* START Entries *

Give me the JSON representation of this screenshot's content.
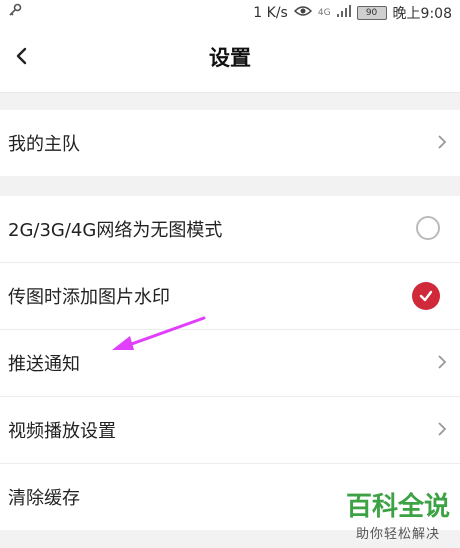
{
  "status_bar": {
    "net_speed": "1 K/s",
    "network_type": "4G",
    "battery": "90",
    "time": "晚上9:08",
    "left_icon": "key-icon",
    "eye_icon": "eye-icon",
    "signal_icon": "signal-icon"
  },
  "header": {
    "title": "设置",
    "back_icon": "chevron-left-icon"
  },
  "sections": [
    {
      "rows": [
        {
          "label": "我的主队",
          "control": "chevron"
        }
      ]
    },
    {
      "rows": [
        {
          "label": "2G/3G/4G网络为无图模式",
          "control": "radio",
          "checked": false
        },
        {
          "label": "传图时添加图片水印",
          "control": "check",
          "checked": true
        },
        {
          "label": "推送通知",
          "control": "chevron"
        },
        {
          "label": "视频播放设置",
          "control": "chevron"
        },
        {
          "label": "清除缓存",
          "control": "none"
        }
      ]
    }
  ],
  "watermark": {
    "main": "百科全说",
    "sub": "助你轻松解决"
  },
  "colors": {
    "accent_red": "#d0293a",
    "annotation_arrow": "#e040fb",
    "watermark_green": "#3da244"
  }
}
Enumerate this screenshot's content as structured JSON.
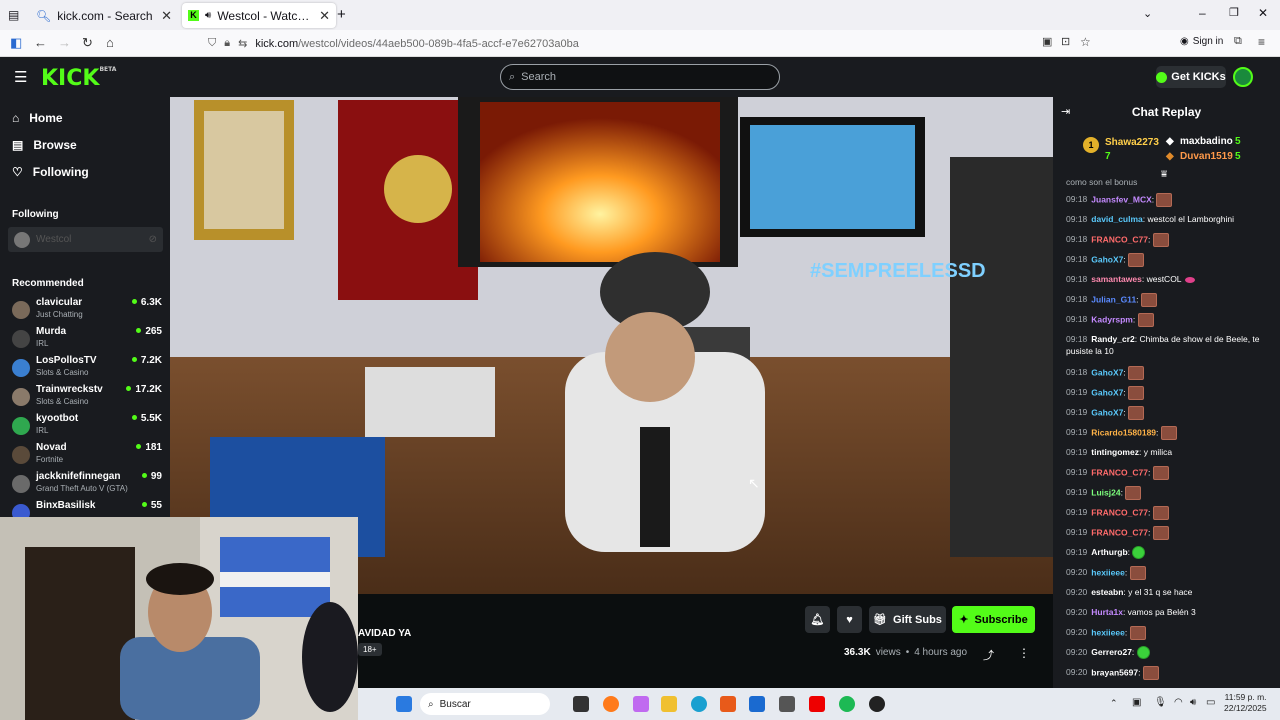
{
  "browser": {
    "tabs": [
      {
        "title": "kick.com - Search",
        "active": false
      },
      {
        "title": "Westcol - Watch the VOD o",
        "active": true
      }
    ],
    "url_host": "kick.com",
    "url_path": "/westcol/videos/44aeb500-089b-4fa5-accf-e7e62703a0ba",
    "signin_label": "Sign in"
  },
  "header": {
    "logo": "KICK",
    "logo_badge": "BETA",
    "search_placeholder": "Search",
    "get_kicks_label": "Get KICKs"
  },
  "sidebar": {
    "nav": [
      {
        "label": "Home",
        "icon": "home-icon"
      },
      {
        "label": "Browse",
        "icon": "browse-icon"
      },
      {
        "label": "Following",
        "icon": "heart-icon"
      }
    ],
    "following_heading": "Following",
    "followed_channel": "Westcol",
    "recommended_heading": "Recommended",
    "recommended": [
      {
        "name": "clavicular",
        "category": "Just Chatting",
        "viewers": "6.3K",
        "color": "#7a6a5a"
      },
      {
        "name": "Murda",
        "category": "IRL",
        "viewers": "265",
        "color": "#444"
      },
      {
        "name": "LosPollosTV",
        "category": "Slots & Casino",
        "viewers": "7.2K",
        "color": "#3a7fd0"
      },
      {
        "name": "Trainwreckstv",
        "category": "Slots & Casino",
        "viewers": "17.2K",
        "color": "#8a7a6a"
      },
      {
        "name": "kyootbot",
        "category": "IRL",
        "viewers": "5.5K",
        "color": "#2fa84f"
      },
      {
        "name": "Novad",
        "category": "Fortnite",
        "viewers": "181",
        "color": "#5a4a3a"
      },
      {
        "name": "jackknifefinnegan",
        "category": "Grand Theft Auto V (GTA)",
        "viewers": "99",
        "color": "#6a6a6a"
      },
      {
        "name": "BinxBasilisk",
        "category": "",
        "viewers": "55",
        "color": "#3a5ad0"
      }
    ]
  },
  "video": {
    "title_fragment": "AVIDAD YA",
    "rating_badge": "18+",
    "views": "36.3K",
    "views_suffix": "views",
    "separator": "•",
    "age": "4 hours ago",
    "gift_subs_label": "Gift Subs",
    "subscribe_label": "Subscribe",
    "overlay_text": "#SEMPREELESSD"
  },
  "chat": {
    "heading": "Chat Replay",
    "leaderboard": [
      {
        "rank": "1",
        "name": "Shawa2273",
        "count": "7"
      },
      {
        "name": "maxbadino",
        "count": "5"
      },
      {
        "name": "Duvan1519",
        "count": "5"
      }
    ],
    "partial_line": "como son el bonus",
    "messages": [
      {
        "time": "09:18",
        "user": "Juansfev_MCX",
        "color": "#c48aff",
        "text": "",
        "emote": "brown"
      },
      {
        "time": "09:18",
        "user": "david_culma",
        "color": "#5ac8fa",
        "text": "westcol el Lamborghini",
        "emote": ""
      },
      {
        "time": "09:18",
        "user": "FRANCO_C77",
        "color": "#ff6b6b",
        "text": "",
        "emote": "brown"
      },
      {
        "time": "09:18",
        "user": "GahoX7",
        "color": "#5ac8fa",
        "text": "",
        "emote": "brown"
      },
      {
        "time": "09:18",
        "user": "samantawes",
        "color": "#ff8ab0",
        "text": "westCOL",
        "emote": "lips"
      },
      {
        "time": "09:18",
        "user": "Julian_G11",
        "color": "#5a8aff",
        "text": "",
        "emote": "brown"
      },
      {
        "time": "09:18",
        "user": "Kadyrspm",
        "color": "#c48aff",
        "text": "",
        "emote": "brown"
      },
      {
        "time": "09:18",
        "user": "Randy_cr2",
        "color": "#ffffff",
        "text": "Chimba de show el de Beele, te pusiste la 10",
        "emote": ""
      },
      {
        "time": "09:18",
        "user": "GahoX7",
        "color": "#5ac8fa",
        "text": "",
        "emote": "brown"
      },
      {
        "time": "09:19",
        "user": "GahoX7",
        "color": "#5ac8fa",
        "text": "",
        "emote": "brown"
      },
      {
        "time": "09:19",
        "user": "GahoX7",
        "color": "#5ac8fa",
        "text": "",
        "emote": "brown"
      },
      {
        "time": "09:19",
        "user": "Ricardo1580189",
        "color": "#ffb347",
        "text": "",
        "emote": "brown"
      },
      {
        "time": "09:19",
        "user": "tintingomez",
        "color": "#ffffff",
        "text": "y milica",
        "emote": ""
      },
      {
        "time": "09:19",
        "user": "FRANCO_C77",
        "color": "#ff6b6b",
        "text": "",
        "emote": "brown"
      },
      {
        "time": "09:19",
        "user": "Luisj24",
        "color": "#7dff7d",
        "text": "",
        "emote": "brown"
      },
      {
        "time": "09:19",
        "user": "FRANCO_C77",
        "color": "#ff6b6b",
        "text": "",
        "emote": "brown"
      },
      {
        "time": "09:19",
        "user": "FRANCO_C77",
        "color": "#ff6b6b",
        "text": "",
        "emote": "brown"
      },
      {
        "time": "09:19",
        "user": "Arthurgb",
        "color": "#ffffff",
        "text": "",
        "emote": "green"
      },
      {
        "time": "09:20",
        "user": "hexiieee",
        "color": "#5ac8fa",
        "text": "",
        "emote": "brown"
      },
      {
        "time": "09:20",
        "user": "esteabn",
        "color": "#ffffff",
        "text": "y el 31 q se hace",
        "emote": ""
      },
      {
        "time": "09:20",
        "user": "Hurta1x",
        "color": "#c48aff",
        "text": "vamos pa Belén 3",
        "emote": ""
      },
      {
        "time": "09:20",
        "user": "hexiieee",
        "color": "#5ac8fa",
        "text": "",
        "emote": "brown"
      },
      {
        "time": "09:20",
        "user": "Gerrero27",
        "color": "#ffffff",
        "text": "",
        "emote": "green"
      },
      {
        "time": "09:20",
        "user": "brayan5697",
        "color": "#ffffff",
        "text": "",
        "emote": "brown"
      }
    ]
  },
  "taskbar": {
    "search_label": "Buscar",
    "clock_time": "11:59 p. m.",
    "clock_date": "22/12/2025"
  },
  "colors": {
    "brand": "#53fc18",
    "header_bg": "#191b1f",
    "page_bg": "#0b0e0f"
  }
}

* END Entries *

Required task
All of the material above needs to be restated exactly, with no pictures.

Exercise answer
Give me the JSON representation of this screenshot's content.
{
  "status_bar": {
    "net_speed": "1 K/s",
    "network_type": "4G",
    "battery": "90",
    "time": "晚上9:08",
    "left_icon": "key-icon",
    "eye_icon": "eye-icon",
    "signal_icon": "signal-icon"
  },
  "header": {
    "title": "设置",
    "back_icon": "chevron-left-icon"
  },
  "sections": [
    {
      "rows": [
        {
          "label": "我的主队",
          "control": "chevron"
        }
      ]
    },
    {
      "rows": [
        {
          "label": "2G/3G/4G网络为无图模式",
          "control": "radio",
          "checked": false
        },
        {
          "label": "传图时添加图片水印",
          "control": "check",
          "checked": true
        },
        {
          "label": "推送通知",
          "control": "chevron"
        },
        {
          "label": "视频播放设置",
          "control": "chevron"
        },
        {
          "label": "清除缓存",
          "control": "none"
        }
      ]
    }
  ],
  "watermark": {
    "main": "百科全说",
    "sub": "助你轻松解决"
  },
  "colors": {
    "accent_red": "#d0293a",
    "annotation_arrow": "#e040fb",
    "watermark_green": "#3da244"
  }
}
Enumerate this screenshot's content as structured JSON.
{
  "browser": {
    "tabs": [
      {
        "title": "kick.com - Search",
        "active": false
      },
      {
        "title": "Westcol - Watch the VOD o",
        "active": true
      }
    ],
    "url_host": "kick.com",
    "url_path": "/westcol/videos/44aeb500-089b-4fa5-accf-e7e62703a0ba",
    "signin_label": "Sign in"
  },
  "header": {
    "logo": "KICK",
    "logo_badge": "BETA",
    "search_placeholder": "Search",
    "get_kicks_label": "Get KICKs"
  },
  "sidebar": {
    "nav": [
      {
        "label": "Home",
        "icon": "home-icon"
      },
      {
        "label": "Browse",
        "icon": "browse-icon"
      },
      {
        "label": "Following",
        "icon": "heart-icon"
      }
    ],
    "following_heading": "Following",
    "followed_channel": "Westcol",
    "recommended_heading": "Recommended",
    "recommended": [
      {
        "name": "clavicular",
        "category": "Just Chatting",
        "viewers": "6.3K",
        "color": "#7a6a5a"
      },
      {
        "name": "Murda",
        "category": "IRL",
        "viewers": "265",
        "color": "#444"
      },
      {
        "name": "LosPollosTV",
        "category": "Slots & Casino",
        "viewers": "7.2K",
        "color": "#3a7fd0"
      },
      {
        "name": "Trainwreckstv",
        "category": "Slots & Casino",
        "viewers": "17.2K",
        "color": "#8a7a6a"
      },
      {
        "name": "kyootbot",
        "category": "IRL",
        "viewers": "5.5K",
        "color": "#2fa84f"
      },
      {
        "name": "Novad",
        "category": "Fortnite",
        "viewers": "181",
        "color": "#5a4a3a"
      },
      {
        "name": "jackknifefinnegan",
        "category": "Grand Theft Auto V (GTA)",
        "viewers": "99",
        "color": "#6a6a6a"
      },
      {
        "name": "BinxBasilisk",
        "category": "",
        "viewers": "55",
        "color": "#3a5ad0"
      }
    ]
  },
  "video": {
    "title_fragment": "AVIDAD YA",
    "rating_badge": "18+",
    "views": "36.3K",
    "views_suffix": "views",
    "separator": "•",
    "age": "4 hours ago",
    "gift_subs_label": "Gift Subs",
    "subscribe_label": "Subscribe",
    "overlay_text": "#SEMPREELESSD"
  },
  "chat": {
    "heading": "Chat Replay",
    "leaderboard": [
      {
        "rank": "1",
        "name": "Shawa2273",
        "count": "7"
      },
      {
        "name": "maxbadino",
        "count": "5"
      },
      {
        "name": "Duvan1519",
        "count": "5"
      }
    ],
    "partial_line": "como son el bonus",
    "messages": [
      {
        "time": "09:18",
        "user": "Juansfev_MCX",
        "color": "#c48aff",
        "text": "",
        "emote": "brown"
      },
      {
        "time": "09:18",
        "user": "david_culma",
        "color": "#5ac8fa",
        "text": "westcol el Lamborghini",
        "emote": ""
      },
      {
        "time": "09:18",
        "user": "FRANCO_C77",
        "color": "#ff6b6b",
        "text": "",
        "emote": "brown"
      },
      {
        "time": "09:18",
        "user": "GahoX7",
        "color": "#5ac8fa",
        "text": "",
        "emote": "brown"
      },
      {
        "time": "09:18",
        "user": "samantawes",
        "color": "#ff8ab0",
        "text": "westCOL",
        "emote": "lips"
      },
      {
        "time": "09:18",
        "user": "Julian_G11",
        "color": "#5a8aff",
        "text": "",
        "emote": "brown"
      },
      {
        "time": "09:18",
        "user": "Kadyrspm",
        "color": "#c48aff",
        "text": "",
        "emote": "brown"
      },
      {
        "time": "09:18",
        "user": "Randy_cr2",
        "color": "#ffffff",
        "text": "Chimba de show el de Beele, te pusiste la 10",
        "emote": ""
      },
      {
        "time": "09:18",
        "user": "GahoX7",
        "color": "#5ac8fa",
        "text": "",
        "emote": "brown"
      },
      {
        "time": "09:19",
        "user": "GahoX7",
        "color": "#5ac8fa",
        "text": "",
        "emote": "brown"
      },
      {
        "time": "09:19",
        "user": "GahoX7",
        "color": "#5ac8fa",
        "text": "",
        "emote": "brown"
      },
      {
        "time": "09:19",
        "user": "Ricardo1580189",
        "color": "#ffb347",
        "text": "",
        "emote": "brown"
      },
      {
        "time": "09:19",
        "user": "tintingomez",
        "color": "#ffffff",
        "text": "y milica",
        "emote": ""
      },
      {
        "time": "09:19",
        "user": "FRANCO_C77",
        "color": "#ff6b6b",
        "text": "",
        "emote": "brown"
      },
      {
        "time": "09:19",
        "user": "Luisj24",
        "color": "#7dff7d",
        "text": "",
        "emote": "brown"
      },
      {
        "time": "09:19",
        "user": "FRANCO_C77",
        "color": "#ff6b6b",
        "text": "",
        "emote": "brown"
      },
      {
        "time": "09:19",
        "user": "FRANCO_C77",
        "color": "#ff6b6b",
        "text": "",
        "emote": "brown"
      },
      {
        "time": "09:19",
        "user": "Arthurgb",
        "color": "#ffffff",
        "text": "",
        "emote": "green"
      },
      {
        "time": "09:20",
        "user": "hexiieee",
        "color": "#5ac8fa",
        "text": "",
        "emote": "brown"
      },
      {
        "time": "09:20",
        "user": "esteabn",
        "color": "#ffffff",
        "text": "y el 31 q se hace",
        "emote": ""
      },
      {
        "time": "09:20",
        "user": "Hurta1x",
        "color": "#c48aff",
        "text": "vamos pa Belén 3",
        "emote": ""
      },
      {
        "time": "09:20",
        "user": "hexiieee",
        "color": "#5ac8fa",
        "text": "",
        "emote": "brown"
      },
      {
        "time": "09:20",
        "user": "Gerrero27",
        "color": "#ffffff",
        "text": "",
        "emote": "green"
      },
      {
        "time": "09:20",
        "user": "brayan5697",
        "color": "#ffffff",
        "text": "",
        "emote": "brown"
      }
    ]
  },
  "taskbar": {
    "search_label": "Buscar",
    "clock_time": "11:59 p. m.",
    "clock_date": "22/12/2025"
  },
  "colors": {
    "brand": "#53fc18",
    "header_bg": "#191b1f",
    "page_bg": "#0b0e0f"
  }
}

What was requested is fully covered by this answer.